* [Short task]: Wherever the string "color" appears in a line, extract that line.

* [Source material]:
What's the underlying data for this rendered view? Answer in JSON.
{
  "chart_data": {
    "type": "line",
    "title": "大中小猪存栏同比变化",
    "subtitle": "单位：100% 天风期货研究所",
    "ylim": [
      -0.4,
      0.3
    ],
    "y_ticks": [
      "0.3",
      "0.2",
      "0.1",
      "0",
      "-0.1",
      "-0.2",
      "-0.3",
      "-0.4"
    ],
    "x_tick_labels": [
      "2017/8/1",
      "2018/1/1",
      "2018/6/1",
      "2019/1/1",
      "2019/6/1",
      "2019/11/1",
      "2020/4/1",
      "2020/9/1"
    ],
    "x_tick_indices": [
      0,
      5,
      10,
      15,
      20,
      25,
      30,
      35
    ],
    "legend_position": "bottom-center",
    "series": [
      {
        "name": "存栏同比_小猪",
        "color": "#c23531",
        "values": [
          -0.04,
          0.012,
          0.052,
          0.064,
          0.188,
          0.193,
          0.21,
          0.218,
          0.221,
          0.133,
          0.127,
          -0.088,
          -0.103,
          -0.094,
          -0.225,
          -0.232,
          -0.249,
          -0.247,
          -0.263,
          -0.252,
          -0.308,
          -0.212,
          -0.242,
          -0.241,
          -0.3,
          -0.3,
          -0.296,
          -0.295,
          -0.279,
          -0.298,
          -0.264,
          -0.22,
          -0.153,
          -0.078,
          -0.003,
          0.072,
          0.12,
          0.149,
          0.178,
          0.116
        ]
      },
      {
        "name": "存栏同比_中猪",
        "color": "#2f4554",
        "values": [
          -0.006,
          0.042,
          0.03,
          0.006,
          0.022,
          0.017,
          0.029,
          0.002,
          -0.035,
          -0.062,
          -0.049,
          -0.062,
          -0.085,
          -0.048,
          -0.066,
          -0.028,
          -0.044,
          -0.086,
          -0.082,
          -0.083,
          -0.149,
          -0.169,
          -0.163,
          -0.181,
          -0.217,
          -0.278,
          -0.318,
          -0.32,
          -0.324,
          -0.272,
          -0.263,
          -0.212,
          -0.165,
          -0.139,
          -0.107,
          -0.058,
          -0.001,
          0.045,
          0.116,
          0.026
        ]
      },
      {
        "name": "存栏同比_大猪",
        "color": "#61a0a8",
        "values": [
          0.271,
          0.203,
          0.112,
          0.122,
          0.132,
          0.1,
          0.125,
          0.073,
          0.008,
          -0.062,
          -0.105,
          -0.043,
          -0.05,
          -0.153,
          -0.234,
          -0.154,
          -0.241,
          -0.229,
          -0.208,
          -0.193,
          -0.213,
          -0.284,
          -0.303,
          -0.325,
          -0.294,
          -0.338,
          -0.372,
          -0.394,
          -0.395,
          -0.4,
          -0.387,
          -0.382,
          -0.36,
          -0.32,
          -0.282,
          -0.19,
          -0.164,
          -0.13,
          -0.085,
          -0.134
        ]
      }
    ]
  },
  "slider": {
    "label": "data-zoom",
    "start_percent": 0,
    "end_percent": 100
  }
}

* [Correct response]:
        "color": "#c23531",
        "color": "#2f4554",
        "color": "#61a0a8",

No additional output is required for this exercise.